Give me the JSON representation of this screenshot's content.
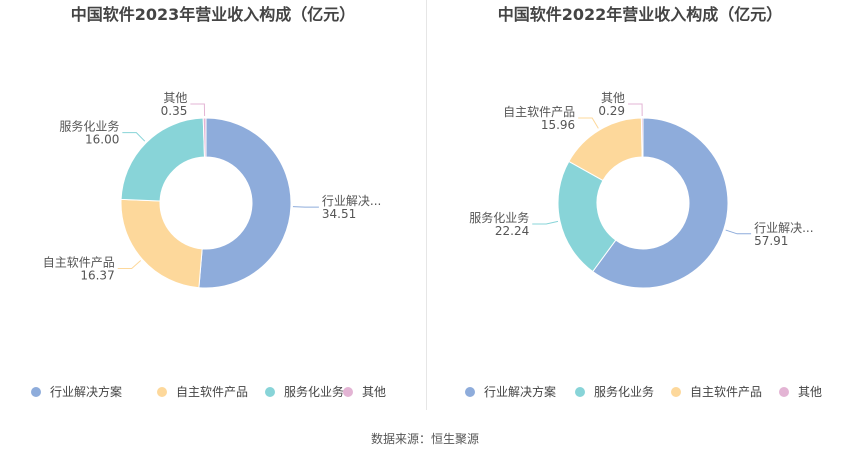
{
  "source_note": "数据来源：恒生聚源",
  "chart_data": [
    {
      "type": "pie",
      "title": "中国软件2023年营业收入构成（亿元）",
      "donut": true,
      "legend_position": "bottom",
      "slices": [
        {
          "name": "行业解决方案",
          "short_label": "行业解决...",
          "value": 34.51,
          "value_label": "34.51",
          "color": "#8eacdb"
        },
        {
          "name": "自主软件产品",
          "short_label": "自主软件产品",
          "value": 16.37,
          "value_label": "16.37",
          "color": "#fdd89b"
        },
        {
          "name": "服务化业务",
          "short_label": "服务化业务",
          "value": 16.0,
          "value_label": "16.00",
          "color": "#88d4d8"
        },
        {
          "name": "其他",
          "short_label": "其他",
          "value": 0.35,
          "value_label": "0.35",
          "color": "#e3b4d4"
        }
      ]
    },
    {
      "type": "pie",
      "title": "中国软件2022年营业收入构成（亿元）",
      "donut": true,
      "legend_position": "bottom",
      "slices": [
        {
          "name": "行业解决方案",
          "short_label": "行业解决...",
          "value": 57.91,
          "value_label": "57.91",
          "color": "#8eacdb"
        },
        {
          "name": "服务化业务",
          "short_label": "服务化业务",
          "value": 22.24,
          "value_label": "22.24",
          "color": "#88d4d8"
        },
        {
          "name": "自主软件产品",
          "short_label": "自主软件产品",
          "value": 15.96,
          "value_label": "15.96",
          "color": "#fdd89b"
        },
        {
          "name": "其他",
          "short_label": "其他",
          "value": 0.29,
          "value_label": "0.29",
          "color": "#e3b4d4"
        }
      ]
    }
  ]
}
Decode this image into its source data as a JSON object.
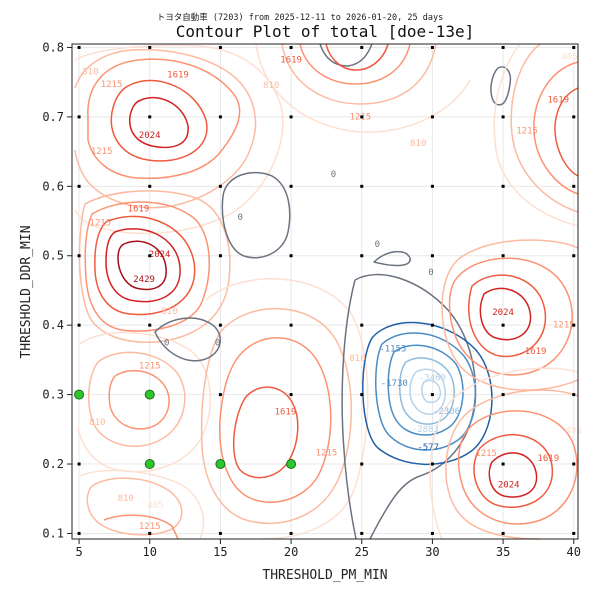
{
  "chart_data": {
    "type": "contour",
    "subtitle": "トヨタ自動車 (7203) from 2025-12-11 to 2026-01-20, 25 days",
    "title": "Contour Plot of total [doe-13e]",
    "xlabel": "THRESHOLD_PM_MIN",
    "ylabel": "THRESHOLD_DDR_MIN",
    "xlim": [
      4.5,
      40.3
    ],
    "ylim": [
      0.092,
      0.805
    ],
    "xticks": [
      "5",
      "10",
      "15",
      "20",
      "25",
      "30",
      "35",
      "40"
    ],
    "yticks": [
      "0.1",
      "0.2",
      "0.3",
      "0.4",
      "0.5",
      "0.6",
      "0.7",
      "0.8"
    ],
    "contour_levels": [
      "-3460",
      "-2883",
      "-2306",
      "-1730",
      "-1153",
      "-577",
      "0",
      "405",
      "810",
      "1215",
      "1619",
      "2024",
      "2429"
    ],
    "contour_labels": [
      {
        "x": 5.8,
        "y": 0.765,
        "text": "810",
        "level": 810
      },
      {
        "x": 7.3,
        "y": 0.747,
        "text": "1215",
        "level": 1215
      },
      {
        "x": 12.0,
        "y": 0.76,
        "text": "1619",
        "level": 1619
      },
      {
        "x": 10.0,
        "y": 0.673,
        "text": "2024",
        "level": 2024
      },
      {
        "x": 6.6,
        "y": 0.65,
        "text": "1215",
        "level": 1215
      },
      {
        "x": 18.6,
        "y": 0.745,
        "text": "810",
        "level": 810
      },
      {
        "x": 24.9,
        "y": 0.7,
        "text": "1215",
        "level": 1215
      },
      {
        "x": 20.0,
        "y": 0.782,
        "text": "1619",
        "level": 1619
      },
      {
        "x": 16.4,
        "y": 0.555,
        "text": "0",
        "level": 0
      },
      {
        "x": 23.0,
        "y": 0.617,
        "text": "0",
        "level": 0
      },
      {
        "x": 29.0,
        "y": 0.662,
        "text": "810",
        "level": 810
      },
      {
        "x": 36.7,
        "y": 0.68,
        "text": "1215",
        "level": 1215
      },
      {
        "x": 38.9,
        "y": 0.724,
        "text": "1619",
        "level": 1619
      },
      {
        "x": 39.7,
        "y": 0.786,
        "text": "405",
        "level": 405
      },
      {
        "x": 6.5,
        "y": 0.547,
        "text": "1215",
        "level": 1215
      },
      {
        "x": 9.2,
        "y": 0.567,
        "text": "1619",
        "level": 1619
      },
      {
        "x": 10.7,
        "y": 0.502,
        "text": "2024",
        "level": 2024
      },
      {
        "x": 9.6,
        "y": 0.466,
        "text": "2429",
        "level": 2429
      },
      {
        "x": 11.4,
        "y": 0.42,
        "text": "810",
        "level": 810
      },
      {
        "x": 11.2,
        "y": 0.374,
        "text": "0",
        "level": 0
      },
      {
        "x": 14.8,
        "y": 0.374,
        "text": "0",
        "level": 0
      },
      {
        "x": 26.1,
        "y": 0.516,
        "text": "0",
        "level": 0
      },
      {
        "x": 29.9,
        "y": 0.476,
        "text": "0",
        "level": 0
      },
      {
        "x": 10.0,
        "y": 0.341,
        "text": "1215",
        "level": 1215
      },
      {
        "x": 24.7,
        "y": 0.352,
        "text": "810",
        "level": 810
      },
      {
        "x": 19.6,
        "y": 0.275,
        "text": "1619",
        "level": 1619
      },
      {
        "x": 22.5,
        "y": 0.216,
        "text": "1215",
        "level": 1215
      },
      {
        "x": 6.3,
        "y": 0.26,
        "text": "810",
        "level": 810
      },
      {
        "x": 8.3,
        "y": 0.15,
        "text": "810",
        "level": 810
      },
      {
        "x": 10.4,
        "y": 0.14,
        "text": "405",
        "level": 405
      },
      {
        "x": 10.0,
        "y": 0.11,
        "text": "1215",
        "level": 1215
      },
      {
        "x": 27.2,
        "y": 0.366,
        "text": "-1153",
        "level": -1153
      },
      {
        "x": 27.3,
        "y": 0.316,
        "text": "-1730",
        "level": -1730
      },
      {
        "x": 30.0,
        "y": 0.324,
        "text": "-3460",
        "level": -3460
      },
      {
        "x": 31.0,
        "y": 0.276,
        "text": "-2306",
        "level": -2306
      },
      {
        "x": 29.5,
        "y": 0.25,
        "text": "-2883",
        "level": -2883
      },
      {
        "x": 29.7,
        "y": 0.224,
        "text": "-577",
        "level": -577
      },
      {
        "x": 35.0,
        "y": 0.418,
        "text": "2024",
        "level": 2024
      },
      {
        "x": 37.3,
        "y": 0.362,
        "text": "1619",
        "level": 1619
      },
      {
        "x": 39.3,
        "y": 0.4,
        "text": "1215",
        "level": 1215
      },
      {
        "x": 33.8,
        "y": 0.215,
        "text": "1215",
        "level": 1215
      },
      {
        "x": 35.4,
        "y": 0.17,
        "text": "2024",
        "level": 2024
      },
      {
        "x": 38.2,
        "y": 0.208,
        "text": "1619",
        "level": 1619
      },
      {
        "x": 40.0,
        "y": 0.248,
        "text": "405",
        "level": 405
      }
    ],
    "sample_points": [
      {
        "x": 5,
        "y": 0.1
      },
      {
        "x": 5,
        "y": 0.2
      },
      {
        "x": 5,
        "y": 0.3
      },
      {
        "x": 5,
        "y": 0.4
      },
      {
        "x": 5,
        "y": 0.5
      },
      {
        "x": 5,
        "y": 0.6
      },
      {
        "x": 5,
        "y": 0.7
      },
      {
        "x": 5,
        "y": 0.8
      },
      {
        "x": 10,
        "y": 0.1
      },
      {
        "x": 10,
        "y": 0.2
      },
      {
        "x": 10,
        "y": 0.3
      },
      {
        "x": 10,
        "y": 0.4
      },
      {
        "x": 10,
        "y": 0.5
      },
      {
        "x": 10,
        "y": 0.6
      },
      {
        "x": 10,
        "y": 0.7
      },
      {
        "x": 10,
        "y": 0.8
      },
      {
        "x": 15,
        "y": 0.1
      },
      {
        "x": 15,
        "y": 0.2
      },
      {
        "x": 15,
        "y": 0.3
      },
      {
        "x": 15,
        "y": 0.4
      },
      {
        "x": 15,
        "y": 0.5
      },
      {
        "x": 15,
        "y": 0.6
      },
      {
        "x": 15,
        "y": 0.7
      },
      {
        "x": 15,
        "y": 0.8
      },
      {
        "x": 20,
        "y": 0.1
      },
      {
        "x": 20,
        "y": 0.2
      },
      {
        "x": 20,
        "y": 0.3
      },
      {
        "x": 20,
        "y": 0.4
      },
      {
        "x": 20,
        "y": 0.5
      },
      {
        "x": 20,
        "y": 0.6
      },
      {
        "x": 20,
        "y": 0.7
      },
      {
        "x": 20,
        "y": 0.8
      },
      {
        "x": 25,
        "y": 0.1
      },
      {
        "x": 25,
        "y": 0.2
      },
      {
        "x": 25,
        "y": 0.3
      },
      {
        "x": 25,
        "y": 0.4
      },
      {
        "x": 25,
        "y": 0.5
      },
      {
        "x": 25,
        "y": 0.6
      },
      {
        "x": 25,
        "y": 0.7
      },
      {
        "x": 25,
        "y": 0.8
      },
      {
        "x": 30,
        "y": 0.1
      },
      {
        "x": 30,
        "y": 0.2
      },
      {
        "x": 30,
        "y": 0.3
      },
      {
        "x": 30,
        "y": 0.4
      },
      {
        "x": 30,
        "y": 0.5
      },
      {
        "x": 30,
        "y": 0.6
      },
      {
        "x": 30,
        "y": 0.7
      },
      {
        "x": 30,
        "y": 0.8
      },
      {
        "x": 35,
        "y": 0.1
      },
      {
        "x": 35,
        "y": 0.2
      },
      {
        "x": 35,
        "y": 0.3
      },
      {
        "x": 35,
        "y": 0.4
      },
      {
        "x": 35,
        "y": 0.5
      },
      {
        "x": 35,
        "y": 0.6
      },
      {
        "x": 35,
        "y": 0.7
      },
      {
        "x": 35,
        "y": 0.8
      },
      {
        "x": 40,
        "y": 0.1
      },
      {
        "x": 40,
        "y": 0.2
      },
      {
        "x": 40,
        "y": 0.3
      },
      {
        "x": 40,
        "y": 0.4
      },
      {
        "x": 40,
        "y": 0.5
      },
      {
        "x": 40,
        "y": 0.6
      },
      {
        "x": 40,
        "y": 0.7
      },
      {
        "x": 40,
        "y": 0.8
      }
    ],
    "highlight_points": [
      {
        "x": 5,
        "y": 0.3
      },
      {
        "x": 10,
        "y": 0.3
      },
      {
        "x": 10,
        "y": 0.2
      },
      {
        "x": 15,
        "y": 0.2
      },
      {
        "x": 20,
        "y": 0.2
      }
    ],
    "colors": {
      "zero": "#6b7280",
      "neg_deep": "#1f5fa8",
      "neg_mid": "#4a8cc4",
      "neg_light": "#8fbcdd",
      "neg_pale": "#b7d3ea",
      "pos_405": "#fde0d2",
      "pos_810": "#fcbba1",
      "pos_1215": "#fc9272",
      "pos_1619": "#ef5a3c",
      "pos_2024": "#d32020",
      "pos_2429": "#a50f15",
      "highlight_fill": "#2fc52f",
      "highlight_edge": "#1a6e1a",
      "grid": "#e8e8e8"
    },
    "grid": true
  }
}
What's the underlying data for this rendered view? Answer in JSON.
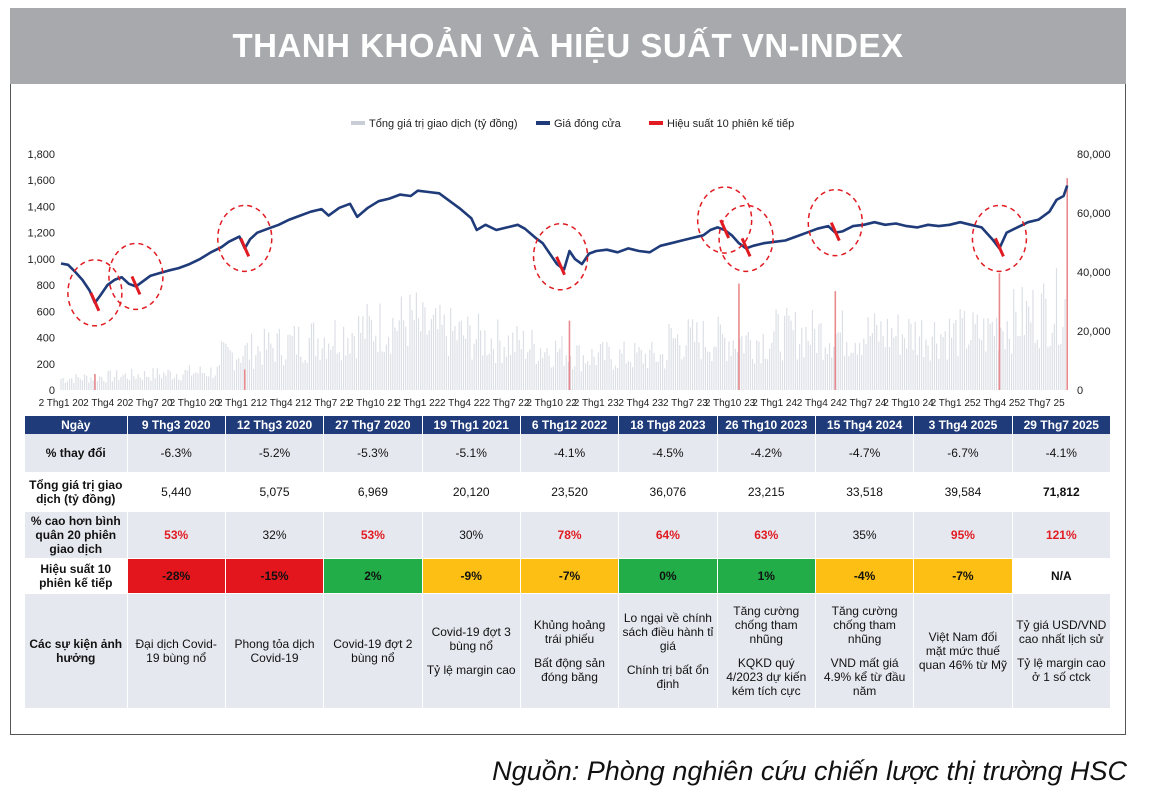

━━━

Look through the entries and find each line that has the string "this". Copy those lines.

Give me the JSON representation of this screenshot's content.
Decode this image into its source data as a JSON object.
What's the underlying data for this rendered view? Answer in JSON.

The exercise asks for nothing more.